Repeat the rows below word for word, from their first line down through the line containing "- table-cell: 20.98: [1549, 987, 1708, 1056]", including both of those lines.

» MATERIAL FOR THIS TASK:
----------------
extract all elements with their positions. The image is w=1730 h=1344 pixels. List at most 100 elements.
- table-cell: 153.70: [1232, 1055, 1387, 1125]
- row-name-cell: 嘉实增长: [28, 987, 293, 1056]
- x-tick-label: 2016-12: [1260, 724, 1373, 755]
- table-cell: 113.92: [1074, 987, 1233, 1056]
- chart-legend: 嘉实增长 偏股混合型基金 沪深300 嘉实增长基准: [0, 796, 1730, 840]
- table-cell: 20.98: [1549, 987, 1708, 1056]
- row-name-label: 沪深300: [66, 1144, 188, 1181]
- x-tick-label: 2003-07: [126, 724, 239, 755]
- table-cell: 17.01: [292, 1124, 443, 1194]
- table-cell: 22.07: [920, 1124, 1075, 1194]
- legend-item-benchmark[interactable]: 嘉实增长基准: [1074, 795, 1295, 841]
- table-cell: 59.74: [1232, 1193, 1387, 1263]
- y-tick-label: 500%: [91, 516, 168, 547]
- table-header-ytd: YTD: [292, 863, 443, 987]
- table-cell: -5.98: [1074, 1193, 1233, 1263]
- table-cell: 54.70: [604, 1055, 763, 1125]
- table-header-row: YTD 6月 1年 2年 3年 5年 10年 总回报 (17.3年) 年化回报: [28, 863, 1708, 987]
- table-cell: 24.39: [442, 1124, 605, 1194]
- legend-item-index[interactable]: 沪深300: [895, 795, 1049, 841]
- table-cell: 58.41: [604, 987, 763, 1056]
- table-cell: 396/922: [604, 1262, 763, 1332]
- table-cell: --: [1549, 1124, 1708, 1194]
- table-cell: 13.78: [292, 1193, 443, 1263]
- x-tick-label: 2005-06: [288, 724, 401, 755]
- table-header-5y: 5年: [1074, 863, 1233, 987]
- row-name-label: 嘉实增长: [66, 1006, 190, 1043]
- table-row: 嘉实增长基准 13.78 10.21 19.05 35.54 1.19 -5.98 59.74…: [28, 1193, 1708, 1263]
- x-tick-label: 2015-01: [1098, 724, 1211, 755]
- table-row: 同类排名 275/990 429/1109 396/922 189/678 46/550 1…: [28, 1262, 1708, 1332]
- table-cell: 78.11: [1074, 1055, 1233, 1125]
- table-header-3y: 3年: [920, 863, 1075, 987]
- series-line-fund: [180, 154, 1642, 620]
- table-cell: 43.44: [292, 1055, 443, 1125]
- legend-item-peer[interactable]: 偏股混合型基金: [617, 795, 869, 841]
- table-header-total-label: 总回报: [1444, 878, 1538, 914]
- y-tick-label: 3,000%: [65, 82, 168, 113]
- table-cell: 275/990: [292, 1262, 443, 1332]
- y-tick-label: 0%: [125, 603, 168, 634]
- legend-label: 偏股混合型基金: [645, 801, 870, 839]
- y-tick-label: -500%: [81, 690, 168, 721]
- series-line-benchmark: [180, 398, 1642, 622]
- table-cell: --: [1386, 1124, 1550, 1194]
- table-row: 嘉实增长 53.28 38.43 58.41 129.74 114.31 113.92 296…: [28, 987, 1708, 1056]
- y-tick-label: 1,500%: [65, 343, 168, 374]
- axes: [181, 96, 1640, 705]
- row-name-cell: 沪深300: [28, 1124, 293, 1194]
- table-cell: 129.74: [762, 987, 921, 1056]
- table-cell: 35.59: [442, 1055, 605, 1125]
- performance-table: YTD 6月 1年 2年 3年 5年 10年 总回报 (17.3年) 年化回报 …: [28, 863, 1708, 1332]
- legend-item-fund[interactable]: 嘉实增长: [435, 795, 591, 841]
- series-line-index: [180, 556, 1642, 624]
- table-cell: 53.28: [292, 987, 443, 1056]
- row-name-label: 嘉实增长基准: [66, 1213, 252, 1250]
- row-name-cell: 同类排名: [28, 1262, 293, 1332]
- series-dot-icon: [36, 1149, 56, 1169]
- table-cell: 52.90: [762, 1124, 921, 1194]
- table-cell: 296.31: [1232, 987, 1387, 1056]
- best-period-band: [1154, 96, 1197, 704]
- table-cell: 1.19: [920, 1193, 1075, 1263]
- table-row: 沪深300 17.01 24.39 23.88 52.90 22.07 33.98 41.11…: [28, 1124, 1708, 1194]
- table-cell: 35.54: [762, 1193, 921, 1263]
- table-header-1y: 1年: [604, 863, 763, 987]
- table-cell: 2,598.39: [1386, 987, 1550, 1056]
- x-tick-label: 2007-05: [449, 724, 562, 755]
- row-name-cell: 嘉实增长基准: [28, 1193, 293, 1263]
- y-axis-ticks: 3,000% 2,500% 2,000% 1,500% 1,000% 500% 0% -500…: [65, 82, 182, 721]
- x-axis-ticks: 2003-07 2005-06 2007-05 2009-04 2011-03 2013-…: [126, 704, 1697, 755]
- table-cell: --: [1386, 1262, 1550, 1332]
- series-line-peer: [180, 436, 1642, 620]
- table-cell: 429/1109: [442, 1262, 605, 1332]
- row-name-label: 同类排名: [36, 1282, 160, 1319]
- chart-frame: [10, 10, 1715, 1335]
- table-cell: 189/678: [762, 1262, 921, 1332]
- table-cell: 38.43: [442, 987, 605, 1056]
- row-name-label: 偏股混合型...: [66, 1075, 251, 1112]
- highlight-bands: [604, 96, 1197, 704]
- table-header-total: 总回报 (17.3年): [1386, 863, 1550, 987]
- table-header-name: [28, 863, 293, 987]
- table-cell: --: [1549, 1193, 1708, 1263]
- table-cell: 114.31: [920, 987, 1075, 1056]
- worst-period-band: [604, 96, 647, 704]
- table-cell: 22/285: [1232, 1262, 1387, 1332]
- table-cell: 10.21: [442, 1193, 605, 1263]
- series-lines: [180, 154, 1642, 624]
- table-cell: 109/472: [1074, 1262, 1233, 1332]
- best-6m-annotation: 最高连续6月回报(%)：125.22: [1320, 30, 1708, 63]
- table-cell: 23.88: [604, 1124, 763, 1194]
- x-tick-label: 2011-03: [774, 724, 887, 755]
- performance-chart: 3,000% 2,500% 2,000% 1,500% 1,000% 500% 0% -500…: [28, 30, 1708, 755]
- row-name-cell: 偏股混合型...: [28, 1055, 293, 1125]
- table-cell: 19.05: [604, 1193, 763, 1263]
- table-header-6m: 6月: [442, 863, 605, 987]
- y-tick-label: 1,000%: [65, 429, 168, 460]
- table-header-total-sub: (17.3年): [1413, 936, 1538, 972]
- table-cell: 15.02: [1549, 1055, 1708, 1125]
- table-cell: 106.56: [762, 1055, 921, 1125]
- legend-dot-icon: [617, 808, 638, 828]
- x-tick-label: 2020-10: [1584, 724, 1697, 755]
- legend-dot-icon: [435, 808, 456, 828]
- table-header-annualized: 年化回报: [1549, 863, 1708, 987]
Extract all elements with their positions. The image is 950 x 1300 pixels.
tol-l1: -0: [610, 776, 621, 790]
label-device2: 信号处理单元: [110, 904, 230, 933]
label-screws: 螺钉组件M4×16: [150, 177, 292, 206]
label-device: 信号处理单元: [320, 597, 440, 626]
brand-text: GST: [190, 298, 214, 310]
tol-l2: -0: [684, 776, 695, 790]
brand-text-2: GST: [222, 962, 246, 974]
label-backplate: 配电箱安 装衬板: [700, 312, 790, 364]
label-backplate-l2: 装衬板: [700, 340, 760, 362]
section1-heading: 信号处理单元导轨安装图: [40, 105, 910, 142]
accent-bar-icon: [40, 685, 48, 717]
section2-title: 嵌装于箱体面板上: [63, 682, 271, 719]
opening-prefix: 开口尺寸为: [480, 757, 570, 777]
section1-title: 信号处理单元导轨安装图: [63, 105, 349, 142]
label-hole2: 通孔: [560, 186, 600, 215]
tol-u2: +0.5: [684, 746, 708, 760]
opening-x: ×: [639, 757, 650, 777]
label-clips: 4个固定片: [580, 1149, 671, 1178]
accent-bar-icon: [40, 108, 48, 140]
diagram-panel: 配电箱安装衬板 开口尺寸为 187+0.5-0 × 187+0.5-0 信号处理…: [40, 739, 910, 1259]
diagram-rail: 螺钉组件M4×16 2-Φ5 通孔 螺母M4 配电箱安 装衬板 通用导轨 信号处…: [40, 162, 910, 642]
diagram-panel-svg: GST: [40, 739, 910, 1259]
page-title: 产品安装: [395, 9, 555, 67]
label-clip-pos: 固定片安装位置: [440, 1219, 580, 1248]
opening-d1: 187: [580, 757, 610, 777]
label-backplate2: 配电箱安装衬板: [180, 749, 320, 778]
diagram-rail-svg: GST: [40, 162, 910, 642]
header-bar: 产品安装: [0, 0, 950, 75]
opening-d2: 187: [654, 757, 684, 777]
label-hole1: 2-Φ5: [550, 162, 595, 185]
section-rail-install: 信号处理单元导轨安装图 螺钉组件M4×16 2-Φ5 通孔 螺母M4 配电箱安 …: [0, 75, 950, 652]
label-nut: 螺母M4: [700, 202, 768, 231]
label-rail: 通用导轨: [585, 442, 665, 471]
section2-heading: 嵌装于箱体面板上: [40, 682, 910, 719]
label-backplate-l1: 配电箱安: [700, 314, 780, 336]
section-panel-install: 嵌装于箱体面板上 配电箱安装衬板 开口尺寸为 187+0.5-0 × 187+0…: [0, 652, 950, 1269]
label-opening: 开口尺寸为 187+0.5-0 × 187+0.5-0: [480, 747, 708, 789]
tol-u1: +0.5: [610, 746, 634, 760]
----------------
» FINAL RESULT:
extract all elements with their positions. The image is w=1730 h=1344 pixels. List at most 100 elements.
- table-cell: 153.70: [1232, 1055, 1387, 1125]
- row-name-cell: 嘉实增长: [28, 987, 293, 1056]
- x-tick-label: 2016-12: [1260, 724, 1373, 755]
- table-cell: 113.92: [1074, 987, 1233, 1056]
- chart-legend: 嘉实增长 偏股混合型基金 沪深300 嘉实增长基准: [0, 796, 1730, 840]
- table-cell: 20.98: [1549, 987, 1708, 1056]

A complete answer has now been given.